What you will do → Write out the material again word for word, dropping any images it holds.

[BEGIN Task material]

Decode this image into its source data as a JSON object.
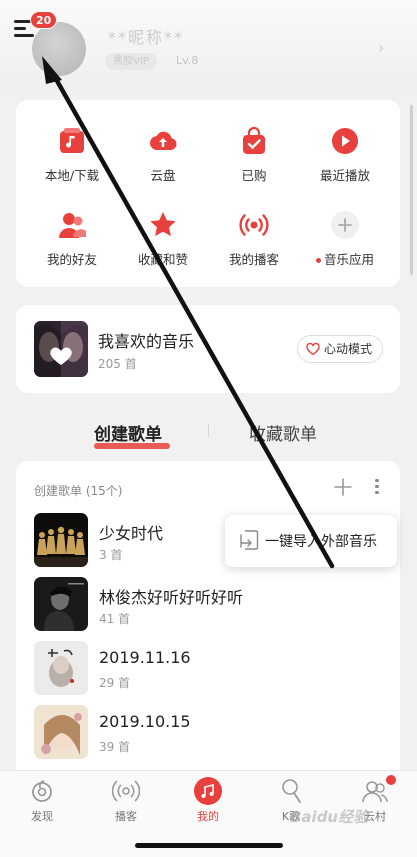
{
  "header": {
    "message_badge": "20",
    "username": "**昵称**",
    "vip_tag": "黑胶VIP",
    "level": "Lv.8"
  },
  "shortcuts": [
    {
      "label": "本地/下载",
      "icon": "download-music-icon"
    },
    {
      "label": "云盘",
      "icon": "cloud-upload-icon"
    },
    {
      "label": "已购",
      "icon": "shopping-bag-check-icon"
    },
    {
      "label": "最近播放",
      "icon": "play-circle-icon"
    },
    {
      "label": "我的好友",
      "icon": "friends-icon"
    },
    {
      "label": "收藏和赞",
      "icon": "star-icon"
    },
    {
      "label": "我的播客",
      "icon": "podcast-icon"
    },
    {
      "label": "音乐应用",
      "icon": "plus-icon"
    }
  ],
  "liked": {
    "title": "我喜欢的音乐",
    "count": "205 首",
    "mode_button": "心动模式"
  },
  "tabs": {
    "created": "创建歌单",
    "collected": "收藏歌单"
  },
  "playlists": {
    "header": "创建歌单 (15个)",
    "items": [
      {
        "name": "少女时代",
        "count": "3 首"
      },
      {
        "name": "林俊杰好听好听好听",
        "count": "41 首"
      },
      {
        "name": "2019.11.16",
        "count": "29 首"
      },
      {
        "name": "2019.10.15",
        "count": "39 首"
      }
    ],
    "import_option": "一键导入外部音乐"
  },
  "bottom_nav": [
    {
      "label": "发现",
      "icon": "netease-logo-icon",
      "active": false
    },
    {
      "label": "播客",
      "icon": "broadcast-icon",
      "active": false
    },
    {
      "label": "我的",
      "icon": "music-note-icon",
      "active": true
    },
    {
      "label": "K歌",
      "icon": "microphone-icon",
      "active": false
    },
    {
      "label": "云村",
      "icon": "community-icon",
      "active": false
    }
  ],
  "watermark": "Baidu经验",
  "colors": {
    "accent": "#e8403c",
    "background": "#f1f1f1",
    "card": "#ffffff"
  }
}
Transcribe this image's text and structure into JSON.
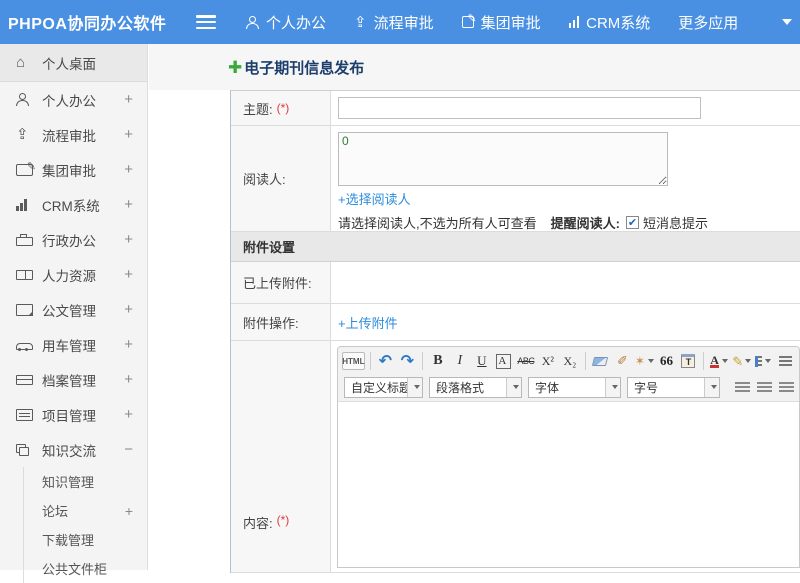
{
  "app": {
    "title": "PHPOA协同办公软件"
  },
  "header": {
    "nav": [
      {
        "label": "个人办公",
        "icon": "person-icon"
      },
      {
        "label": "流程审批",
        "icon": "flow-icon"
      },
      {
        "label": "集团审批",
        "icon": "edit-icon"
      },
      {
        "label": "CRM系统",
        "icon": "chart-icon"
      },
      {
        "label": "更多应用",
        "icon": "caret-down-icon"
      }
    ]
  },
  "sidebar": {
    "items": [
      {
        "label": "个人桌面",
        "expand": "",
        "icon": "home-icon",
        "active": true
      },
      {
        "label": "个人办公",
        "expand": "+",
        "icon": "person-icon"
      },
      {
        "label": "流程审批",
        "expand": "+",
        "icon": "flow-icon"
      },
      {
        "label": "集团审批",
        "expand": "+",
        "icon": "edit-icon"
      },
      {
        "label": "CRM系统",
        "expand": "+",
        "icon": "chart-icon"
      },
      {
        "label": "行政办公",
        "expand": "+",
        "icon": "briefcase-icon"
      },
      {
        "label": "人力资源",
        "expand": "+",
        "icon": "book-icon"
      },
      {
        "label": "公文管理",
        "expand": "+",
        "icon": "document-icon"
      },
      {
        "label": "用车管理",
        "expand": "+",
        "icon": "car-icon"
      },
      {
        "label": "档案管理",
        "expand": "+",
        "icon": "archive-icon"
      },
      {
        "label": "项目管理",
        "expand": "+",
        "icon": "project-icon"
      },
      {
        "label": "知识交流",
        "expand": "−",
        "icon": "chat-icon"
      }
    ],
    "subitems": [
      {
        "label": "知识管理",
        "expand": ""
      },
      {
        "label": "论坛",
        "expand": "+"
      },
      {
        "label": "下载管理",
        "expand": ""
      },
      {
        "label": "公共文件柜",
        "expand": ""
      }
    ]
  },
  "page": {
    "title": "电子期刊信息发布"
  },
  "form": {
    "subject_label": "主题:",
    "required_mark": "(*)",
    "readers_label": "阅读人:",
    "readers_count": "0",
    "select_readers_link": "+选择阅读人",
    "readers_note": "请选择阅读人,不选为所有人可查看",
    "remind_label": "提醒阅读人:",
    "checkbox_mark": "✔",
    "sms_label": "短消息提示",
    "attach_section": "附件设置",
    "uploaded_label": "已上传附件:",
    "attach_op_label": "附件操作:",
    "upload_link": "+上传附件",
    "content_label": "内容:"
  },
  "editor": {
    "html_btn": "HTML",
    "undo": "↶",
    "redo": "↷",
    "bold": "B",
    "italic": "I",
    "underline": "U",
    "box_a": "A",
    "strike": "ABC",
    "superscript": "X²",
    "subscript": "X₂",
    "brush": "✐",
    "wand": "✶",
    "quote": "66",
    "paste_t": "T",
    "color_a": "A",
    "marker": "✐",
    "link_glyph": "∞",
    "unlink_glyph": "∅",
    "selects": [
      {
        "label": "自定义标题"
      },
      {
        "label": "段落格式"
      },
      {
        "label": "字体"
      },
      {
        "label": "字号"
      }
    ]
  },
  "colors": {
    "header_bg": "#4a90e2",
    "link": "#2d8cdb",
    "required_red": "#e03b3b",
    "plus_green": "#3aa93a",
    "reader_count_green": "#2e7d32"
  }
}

[END Task material]

The solution →
Decode this image into its source data as a JSON object.
{
  "header": {
    "message_badge": "20",
    "username": "**昵称**",
    "vip_tag": "黑胶VIP",
    "level": "Lv.8"
  },
  "shortcuts": [
    {
      "label": "本地/下载",
      "icon": "download-music-icon"
    },
    {
      "label": "云盘",
      "icon": "cloud-upload-icon"
    },
    {
      "label": "已购",
      "icon": "shopping-bag-check-icon"
    },
    {
      "label": "最近播放",
      "icon": "play-circle-icon"
    },
    {
      "label": "我的好友",
      "icon": "friends-icon"
    },
    {
      "label": "收藏和赞",
      "icon": "star-icon"
    },
    {
      "label": "我的播客",
      "icon": "podcast-icon"
    },
    {
      "label": "音乐应用",
      "icon": "plus-icon"
    }
  ],
  "liked": {
    "title": "我喜欢的音乐",
    "count": "205 首",
    "mode_button": "心动模式"
  },
  "tabs": {
    "created": "创建歌单",
    "collected": "收藏歌单"
  },
  "playlists": {
    "header": "创建歌单 (15个)",
    "items": [
      {
        "name": "少女时代",
        "count": "3 首"
      },
      {
        "name": "林俊杰好听好听好听",
        "count": "41 首"
      },
      {
        "name": "2019.11.16",
        "count": "29 首"
      },
      {
        "name": "2019.10.15",
        "count": "39 首"
      }
    ],
    "import_option": "一键导入外部音乐"
  },
  "bottom_nav": [
    {
      "label": "发现",
      "icon": "netease-logo-icon",
      "active": false
    },
    {
      "label": "播客",
      "icon": "broadcast-icon",
      "active": false
    },
    {
      "label": "我的",
      "icon": "music-note-icon",
      "active": true
    },
    {
      "label": "K歌",
      "icon": "microphone-icon",
      "active": false
    },
    {
      "label": "云村",
      "icon": "community-icon",
      "active": false
    }
  ],
  "watermark": "Baidu经验",
  "colors": {
    "accent": "#e8403c",
    "background": "#f1f1f1",
    "card": "#ffffff"
  }
}
Transcribe this image's text and structure into JSON.
{
  "app": {
    "title": "PHPOA协同办公软件"
  },
  "header": {
    "nav": [
      {
        "label": "个人办公",
        "icon": "person-icon"
      },
      {
        "label": "流程审批",
        "icon": "flow-icon"
      },
      {
        "label": "集团审批",
        "icon": "edit-icon"
      },
      {
        "label": "CRM系统",
        "icon": "chart-icon"
      },
      {
        "label": "更多应用",
        "icon": "caret-down-icon"
      }
    ]
  },
  "sidebar": {
    "items": [
      {
        "label": "个人桌面",
        "expand": "",
        "icon": "home-icon",
        "active": true
      },
      {
        "label": "个人办公",
        "expand": "+",
        "icon": "person-icon"
      },
      {
        "label": "流程审批",
        "expand": "+",
        "icon": "flow-icon"
      },
      {
        "label": "集团审批",
        "expand": "+",
        "icon": "edit-icon"
      },
      {
        "label": "CRM系统",
        "expand": "+",
        "icon": "chart-icon"
      },
      {
        "label": "行政办公",
        "expand": "+",
        "icon": "briefcase-icon"
      },
      {
        "label": "人力资源",
        "expand": "+",
        "icon": "book-icon"
      },
      {
        "label": "公文管理",
        "expand": "+",
        "icon": "document-icon"
      },
      {
        "label": "用车管理",
        "expand": "+",
        "icon": "car-icon"
      },
      {
        "label": "档案管理",
        "expand": "+",
        "icon": "archive-icon"
      },
      {
        "label": "项目管理",
        "expand": "+",
        "icon": "project-icon"
      },
      {
        "label": "知识交流",
        "expand": "−",
        "icon": "chat-icon"
      }
    ],
    "subitems": [
      {
        "label": "知识管理",
        "expand": ""
      },
      {
        "label": "论坛",
        "expand": "+"
      },
      {
        "label": "下载管理",
        "expand": ""
      },
      {
        "label": "公共文件柜",
        "expand": ""
      }
    ]
  },
  "page": {
    "title": "电子期刊信息发布"
  },
  "form": {
    "subject_label": "主题:",
    "required_mark": "(*)",
    "readers_label": "阅读人:",
    "readers_count": "0",
    "select_readers_link": "+选择阅读人",
    "readers_note": "请选择阅读人,不选为所有人可查看",
    "remind_label": "提醒阅读人:",
    "checkbox_mark": "✔",
    "sms_label": "短消息提示",
    "attach_section": "附件设置",
    "uploaded_label": "已上传附件:",
    "attach_op_label": "附件操作:",
    "upload_link": "+上传附件",
    "content_label": "内容:"
  },
  "editor": {
    "html_btn": "HTML",
    "undo": "↶",
    "redo": "↷",
    "bold": "B",
    "italic": "I",
    "underline": "U",
    "box_a": "A",
    "strike": "ABC",
    "superscript": "X²",
    "subscript": "X₂",
    "brush": "✐",
    "wand": "✶",
    "quote": "66",
    "paste_t": "T",
    "color_a": "A",
    "marker": "✐",
    "link_glyph": "∞",
    "unlink_glyph": "∅",
    "selects": [
      {
        "label": "自定义标题"
      },
      {
        "label": "段落格式"
      },
      {
        "label": "字体"
      },
      {
        "label": "字号"
      }
    ]
  },
  "colors": {
    "header_bg": "#4a90e2",
    "link": "#2d8cdb",
    "required_red": "#e03b3b",
    "plus_green": "#3aa93a",
    "reader_count_green": "#2e7d32"
  }
}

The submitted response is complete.